Collected data entries:
☆ ☆ ☆ ☆ ☆ ☆ ☆
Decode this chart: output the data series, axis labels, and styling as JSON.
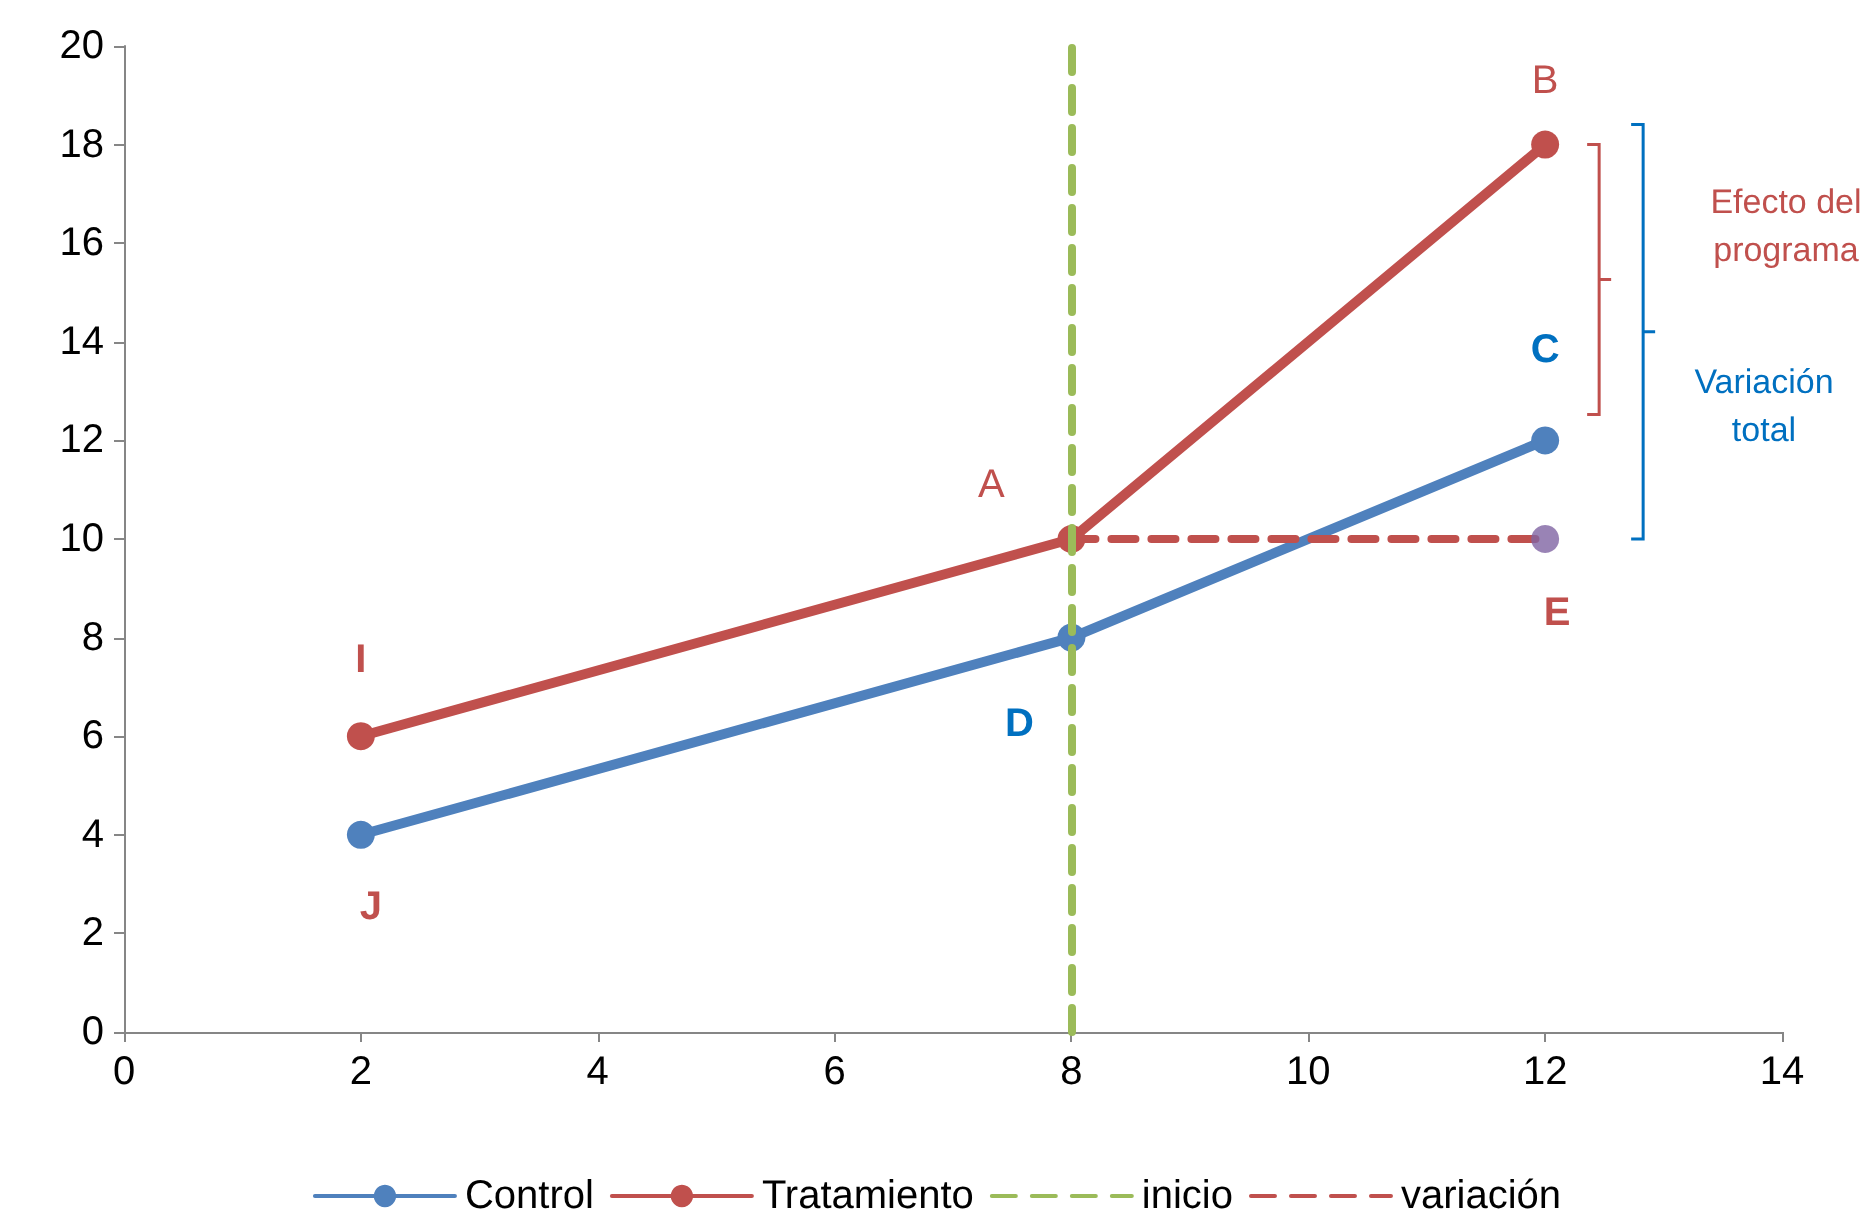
{
  "chart_data": {
    "type": "line",
    "x": [
      2,
      8,
      12
    ],
    "series": [
      {
        "name": "Control",
        "color": "#4f81bd",
        "values": [
          4,
          8,
          12
        ],
        "marker": "circle",
        "line_style": "solid"
      },
      {
        "name": "Tratamiento",
        "color": "#c0504d",
        "values": [
          6,
          10,
          18
        ],
        "marker": "circle",
        "line_style": "solid"
      },
      {
        "name": "variación",
        "color": "#c0504d",
        "values": [
          null,
          10,
          10
        ],
        "marker": "none",
        "line_style": "dashed"
      },
      {
        "type": "scatter",
        "color": "#8064a2",
        "values": [
          null,
          null,
          10
        ],
        "marker": "circle"
      }
    ],
    "ref_lines": [
      {
        "axis": "x",
        "value": 8,
        "label": "inicio",
        "color": "#9bbb59",
        "line_style": "dashed"
      }
    ],
    "xlim": [
      0,
      14
    ],
    "xticks": [
      0,
      2,
      4,
      6,
      8,
      10,
      12,
      14
    ],
    "ylim": [
      0,
      20
    ],
    "yticks": [
      0,
      2,
      4,
      6,
      8,
      10,
      12,
      14,
      16,
      18,
      20
    ],
    "grid": false,
    "legend": "bottom",
    "annotations": [
      {
        "text": "A",
        "x": 8,
        "y": 10
      },
      {
        "text": "B",
        "x": 12,
        "y": 18
      },
      {
        "text": "C",
        "x": 12,
        "y": 12
      },
      {
        "text": "D",
        "x": 8,
        "y": 8
      },
      {
        "text": "E",
        "x": 12,
        "y": 10
      },
      {
        "text": "I",
        "x": 2,
        "y": 6
      },
      {
        "text": "J",
        "x": 2,
        "y": 4
      },
      "Efecto del programa",
      "Variación total"
    ]
  }
}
☆ ☆ ☆ ☆ ☆ ☆ ☆
◆ **Task**:
Restate the full listing verbatim and drop every picture.

◆ **Answer to this task**:
Decode this chart: output the data series, axis labels, and styling as JSON.
{
  "chart_data": {
    "type": "line",
    "x": [
      2,
      8,
      12
    ],
    "series": [
      {
        "name": "Control",
        "color": "#4f81bd",
        "values": [
          4,
          8,
          12
        ],
        "marker": "circle",
        "line_style": "solid"
      },
      {
        "name": "Tratamiento",
        "color": "#c0504d",
        "values": [
          6,
          10,
          18
        ],
        "marker": "circle",
        "line_style": "solid"
      },
      {
        "name": "variación",
        "color": "#c0504d",
        "values": [
          null,
          10,
          10
        ],
        "marker": "none",
        "line_style": "dashed"
      },
      {
        "type": "scatter",
        "color": "#8064a2",
        "values": [
          null,
          null,
          10
        ],
        "marker": "circle"
      }
    ],
    "ref_lines": [
      {
        "axis": "x",
        "value": 8,
        "label": "inicio",
        "color": "#9bbb59",
        "line_style": "dashed"
      }
    ],
    "xlim": [
      0,
      14
    ],
    "xticks": [
      0,
      2,
      4,
      6,
      8,
      10,
      12,
      14
    ],
    "ylim": [
      0,
      20
    ],
    "yticks": [
      0,
      2,
      4,
      6,
      8,
      10,
      12,
      14,
      16,
      18,
      20
    ],
    "grid": false,
    "legend": "bottom",
    "annotations": [
      {
        "text": "A",
        "x": 8,
        "y": 10
      },
      {
        "text": "B",
        "x": 12,
        "y": 18
      },
      {
        "text": "C",
        "x": 12,
        "y": 12
      },
      {
        "text": "D",
        "x": 8,
        "y": 8
      },
      {
        "text": "E",
        "x": 12,
        "y": 10
      },
      {
        "text": "I",
        "x": 2,
        "y": 6
      },
      {
        "text": "J",
        "x": 2,
        "y": 4
      },
      "Efecto del programa",
      "Variación total"
    ]
  }
}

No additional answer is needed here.